== Problem to work on ==
Without the images, output each record below as it stands.

== Records supplied ==
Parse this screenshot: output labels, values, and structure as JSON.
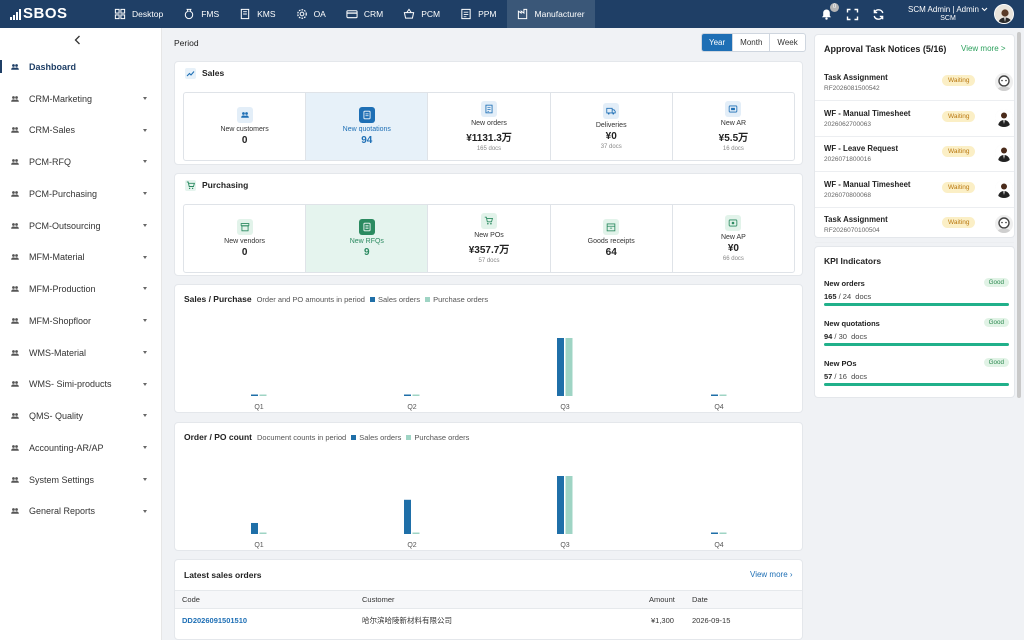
{
  "app": {
    "logo_text": "SBOS"
  },
  "colors": {
    "nav_bg": "#1f3f66",
    "accent": "#1e6fb5",
    "sales_bar": "#1f6fa8",
    "purchase_bar": "#9fd4c4",
    "kpi_bar": "#20b08a"
  },
  "nav": {
    "items": [
      {
        "label": "Desktop",
        "icon": "desktop-icon"
      },
      {
        "label": "FMS",
        "icon": "money-bag-icon"
      },
      {
        "label": "KMS",
        "icon": "book-icon"
      },
      {
        "label": "OA",
        "icon": "gear-icon"
      },
      {
        "label": "CRM",
        "icon": "card-icon"
      },
      {
        "label": "PCM",
        "icon": "basket-icon"
      },
      {
        "label": "PPM",
        "icon": "document-icon"
      },
      {
        "label": "Manufacturer",
        "icon": "factory-icon"
      }
    ],
    "active_index": 7
  },
  "header": {
    "notification_count": "0",
    "user_name": "SCM Admin | Admin",
    "user_role": "SCM"
  },
  "sidebar": {
    "items": [
      {
        "label": "Dashboard"
      },
      {
        "label": "CRM-Marketing"
      },
      {
        "label": "CRM-Sales"
      },
      {
        "label": "PCM-RFQ"
      },
      {
        "label": "PCM-Purchasing"
      },
      {
        "label": "PCM-Outsourcing"
      },
      {
        "label": "MFM-Material"
      },
      {
        "label": "MFM-Production"
      },
      {
        "label": "MFM-Shopfloor"
      },
      {
        "label": "WMS-Material"
      },
      {
        "label": "WMS- Simi-products"
      },
      {
        "label": "QMS- Quality"
      },
      {
        "label": "Accounting-AR/AP"
      },
      {
        "label": "System Settings"
      },
      {
        "label": "General Reports"
      }
    ],
    "active_index": 0
  },
  "period": {
    "label": "Period",
    "options": [
      "Year",
      "Month",
      "Week"
    ],
    "selected": "Year"
  },
  "sales": {
    "title": "Sales",
    "stats": [
      {
        "label": "New customers",
        "value": "0",
        "sub": "",
        "icon": "people-icon"
      },
      {
        "label": "New quotations",
        "value": "94",
        "sub": "",
        "icon": "quotation-icon"
      },
      {
        "label": "New orders",
        "value": "¥1131.3万",
        "sub": "165 docs",
        "icon": "order-icon"
      },
      {
        "label": "Deliveries",
        "value": "¥0",
        "sub": "37 docs",
        "icon": "truck-icon"
      },
      {
        "label": "New AR",
        "value": "¥5.5万",
        "sub": "16 docs",
        "icon": "receivable-icon"
      }
    ]
  },
  "purchasing": {
    "title": "Purchasing",
    "stats": [
      {
        "label": "New vendors",
        "value": "0",
        "sub": "",
        "icon": "store-icon"
      },
      {
        "label": "New RFQs",
        "value": "9",
        "sub": "",
        "icon": "rfq-icon"
      },
      {
        "label": "New POs",
        "value": "¥357.7万",
        "sub": "57 docs",
        "icon": "cart-icon"
      },
      {
        "label": "Goods receipts",
        "value": "64",
        "sub": "",
        "icon": "box-icon"
      },
      {
        "label": "New AP",
        "value": "¥0",
        "sub": "66 docs",
        "icon": "payable-icon"
      }
    ]
  },
  "chart_amount": {
    "title": "Sales / Purchase",
    "subtitle": "Order and PO amounts in period",
    "legend": [
      "Sales orders",
      "Purchase orders"
    ]
  },
  "chart_count": {
    "title": "Order / PO count",
    "subtitle": "Document counts in period",
    "legend": [
      "Sales orders",
      "Purchase orders"
    ]
  },
  "chart_data": [
    {
      "type": "bar",
      "title": "Sales / Purchase",
      "subtitle": "Order and PO amounts in period",
      "categories": [
        "Q1",
        "Q2",
        "Q3",
        "Q4"
      ],
      "series": [
        {
          "name": "Sales orders",
          "values": [
            0.5,
            0.5,
            100,
            0.5
          ]
        },
        {
          "name": "Purchase orders",
          "values": [
            0.5,
            0.5,
            100,
            0.5
          ]
        }
      ],
      "ylim": [
        0,
        100
      ],
      "grid": false,
      "legend": "top-left"
    },
    {
      "type": "bar",
      "title": "Order / PO count",
      "subtitle": "Document counts in period",
      "categories": [
        "Q1",
        "Q2",
        "Q3",
        "Q4"
      ],
      "series": [
        {
          "name": "Sales orders",
          "values": [
            19,
            59,
            100,
            2
          ]
        },
        {
          "name": "Purchase orders",
          "values": [
            2,
            2,
            100,
            2
          ]
        }
      ],
      "ylim": [
        0,
        100
      ],
      "grid": false,
      "legend": "top-left"
    }
  ],
  "latest_orders": {
    "title": "Latest sales orders",
    "view_more": "View more ›",
    "columns": [
      "Code",
      "Customer",
      "Amount",
      "Date"
    ],
    "rows": [
      {
        "code": "DD2026091501510",
        "customer": "哈尔滨哈陵新材料有限公司",
        "amount": "¥1,300",
        "date": "2026-09-15"
      }
    ]
  },
  "approvals": {
    "title": "Approval Task Notices (5/16)",
    "view_more": "View more >",
    "tasks": [
      {
        "title": "Task Assignment",
        "code": "RF2026081500542",
        "status": "Waiting",
        "avatar": "avatar-light"
      },
      {
        "title": "WF - Manual Timesheet",
        "code": "2026062700063",
        "status": "Waiting",
        "avatar": "avatar-suit"
      },
      {
        "title": "WF - Leave Request",
        "code": "2026071800016",
        "status": "Waiting",
        "avatar": "avatar-suit"
      },
      {
        "title": "WF - Manual Timesheet",
        "code": "2026070800068",
        "status": "Waiting",
        "avatar": "avatar-suit"
      },
      {
        "title": "Task Assignment",
        "code": "RF2026070100504",
        "status": "Waiting",
        "avatar": "avatar-light"
      }
    ]
  },
  "kpi": {
    "title": "KPI Indicators",
    "items": [
      {
        "name": "New orders",
        "actual": "165",
        "target": "24",
        "unit": "docs",
        "status": "Good",
        "progress": 1.0
      },
      {
        "name": "New quotations",
        "actual": "94",
        "target": "30",
        "unit": "docs",
        "status": "Good",
        "progress": 1.0
      },
      {
        "name": "New POs",
        "actual": "57",
        "target": "16",
        "unit": "docs",
        "status": "Good",
        "progress": 1.0
      }
    ]
  }
}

== Full output ==
Parse this screenshot: output labels, values, and structure as JSON.
{
  "app": {
    "logo_text": "SBOS"
  },
  "colors": {
    "nav_bg": "#1f3f66",
    "accent": "#1e6fb5",
    "sales_bar": "#1f6fa8",
    "purchase_bar": "#9fd4c4",
    "kpi_bar": "#20b08a"
  },
  "nav": {
    "items": [
      {
        "label": "Desktop",
        "icon": "desktop-icon"
      },
      {
        "label": "FMS",
        "icon": "money-bag-icon"
      },
      {
        "label": "KMS",
        "icon": "book-icon"
      },
      {
        "label": "OA",
        "icon": "gear-icon"
      },
      {
        "label": "CRM",
        "icon": "card-icon"
      },
      {
        "label": "PCM",
        "icon": "basket-icon"
      },
      {
        "label": "PPM",
        "icon": "document-icon"
      },
      {
        "label": "Manufacturer",
        "icon": "factory-icon"
      }
    ],
    "active_index": 7
  },
  "header": {
    "notification_count": "0",
    "user_name": "SCM Admin | Admin",
    "user_role": "SCM"
  },
  "sidebar": {
    "items": [
      {
        "label": "Dashboard"
      },
      {
        "label": "CRM-Marketing"
      },
      {
        "label": "CRM-Sales"
      },
      {
        "label": "PCM-RFQ"
      },
      {
        "label": "PCM-Purchasing"
      },
      {
        "label": "PCM-Outsourcing"
      },
      {
        "label": "MFM-Material"
      },
      {
        "label": "MFM-Production"
      },
      {
        "label": "MFM-Shopfloor"
      },
      {
        "label": "WMS-Material"
      },
      {
        "label": "WMS- Simi-products"
      },
      {
        "label": "QMS- Quality"
      },
      {
        "label": "Accounting-AR/AP"
      },
      {
        "label": "System Settings"
      },
      {
        "label": "General Reports"
      }
    ],
    "active_index": 0
  },
  "period": {
    "label": "Period",
    "options": [
      "Year",
      "Month",
      "Week"
    ],
    "selected": "Year"
  },
  "sales": {
    "title": "Sales",
    "stats": [
      {
        "label": "New customers",
        "value": "0",
        "sub": "",
        "icon": "people-icon"
      },
      {
        "label": "New quotations",
        "value": "94",
        "sub": "",
        "icon": "quotation-icon"
      },
      {
        "label": "New orders",
        "value": "¥1131.3万",
        "sub": "165 docs",
        "icon": "order-icon"
      },
      {
        "label": "Deliveries",
        "value": "¥0",
        "sub": "37 docs",
        "icon": "truck-icon"
      },
      {
        "label": "New AR",
        "value": "¥5.5万",
        "sub": "16 docs",
        "icon": "receivable-icon"
      }
    ]
  },
  "purchasing": {
    "title": "Purchasing",
    "stats": [
      {
        "label": "New vendors",
        "value": "0",
        "sub": "",
        "icon": "store-icon"
      },
      {
        "label": "New RFQs",
        "value": "9",
        "sub": "",
        "icon": "rfq-icon"
      },
      {
        "label": "New POs",
        "value": "¥357.7万",
        "sub": "57 docs",
        "icon": "cart-icon"
      },
      {
        "label": "Goods receipts",
        "value": "64",
        "sub": "",
        "icon": "box-icon"
      },
      {
        "label": "New AP",
        "value": "¥0",
        "sub": "66 docs",
        "icon": "payable-icon"
      }
    ]
  },
  "chart_amount": {
    "title": "Sales / Purchase",
    "subtitle": "Order and PO amounts in period",
    "legend": [
      "Sales orders",
      "Purchase orders"
    ]
  },
  "chart_count": {
    "title": "Order / PO count",
    "subtitle": "Document counts in period",
    "legend": [
      "Sales orders",
      "Purchase orders"
    ]
  },
  "chart_data": [
    {
      "type": "bar",
      "title": "Sales / Purchase",
      "subtitle": "Order and PO amounts in period",
      "categories": [
        "Q1",
        "Q2",
        "Q3",
        "Q4"
      ],
      "series": [
        {
          "name": "Sales orders",
          "values": [
            0.5,
            0.5,
            100,
            0.5
          ]
        },
        {
          "name": "Purchase orders",
          "values": [
            0.5,
            0.5,
            100,
            0.5
          ]
        }
      ],
      "ylim": [
        0,
        100
      ],
      "grid": false,
      "legend": "top-left"
    },
    {
      "type": "bar",
      "title": "Order / PO count",
      "subtitle": "Document counts in period",
      "categories": [
        "Q1",
        "Q2",
        "Q3",
        "Q4"
      ],
      "series": [
        {
          "name": "Sales orders",
          "values": [
            19,
            59,
            100,
            2
          ]
        },
        {
          "name": "Purchase orders",
          "values": [
            2,
            2,
            100,
            2
          ]
        }
      ],
      "ylim": [
        0,
        100
      ],
      "grid": false,
      "legend": "top-left"
    }
  ],
  "latest_orders": {
    "title": "Latest sales orders",
    "view_more": "View more ›",
    "columns": [
      "Code",
      "Customer",
      "Amount",
      "Date"
    ],
    "rows": [
      {
        "code": "DD2026091501510",
        "customer": "哈尔滨哈陵新材料有限公司",
        "amount": "¥1,300",
        "date": "2026-09-15"
      }
    ]
  },
  "approvals": {
    "title": "Approval Task Notices (5/16)",
    "view_more": "View more >",
    "tasks": [
      {
        "title": "Task Assignment",
        "code": "RF2026081500542",
        "status": "Waiting",
        "avatar": "avatar-light"
      },
      {
        "title": "WF - Manual Timesheet",
        "code": "2026062700063",
        "status": "Waiting",
        "avatar": "avatar-suit"
      },
      {
        "title": "WF - Leave Request",
        "code": "2026071800016",
        "status": "Waiting",
        "avatar": "avatar-suit"
      },
      {
        "title": "WF - Manual Timesheet",
        "code": "2026070800068",
        "status": "Waiting",
        "avatar": "avatar-suit"
      },
      {
        "title": "Task Assignment",
        "code": "RF2026070100504",
        "status": "Waiting",
        "avatar": "avatar-light"
      }
    ]
  },
  "kpi": {
    "title": "KPI Indicators",
    "items": [
      {
        "name": "New orders",
        "actual": "165",
        "target": "24",
        "unit": "docs",
        "status": "Good",
        "progress": 1.0
      },
      {
        "name": "New quotations",
        "actual": "94",
        "target": "30",
        "unit": "docs",
        "status": "Good",
        "progress": 1.0
      },
      {
        "name": "New POs",
        "actual": "57",
        "target": "16",
        "unit": "docs",
        "status": "Good",
        "progress": 1.0
      }
    ]
  }
}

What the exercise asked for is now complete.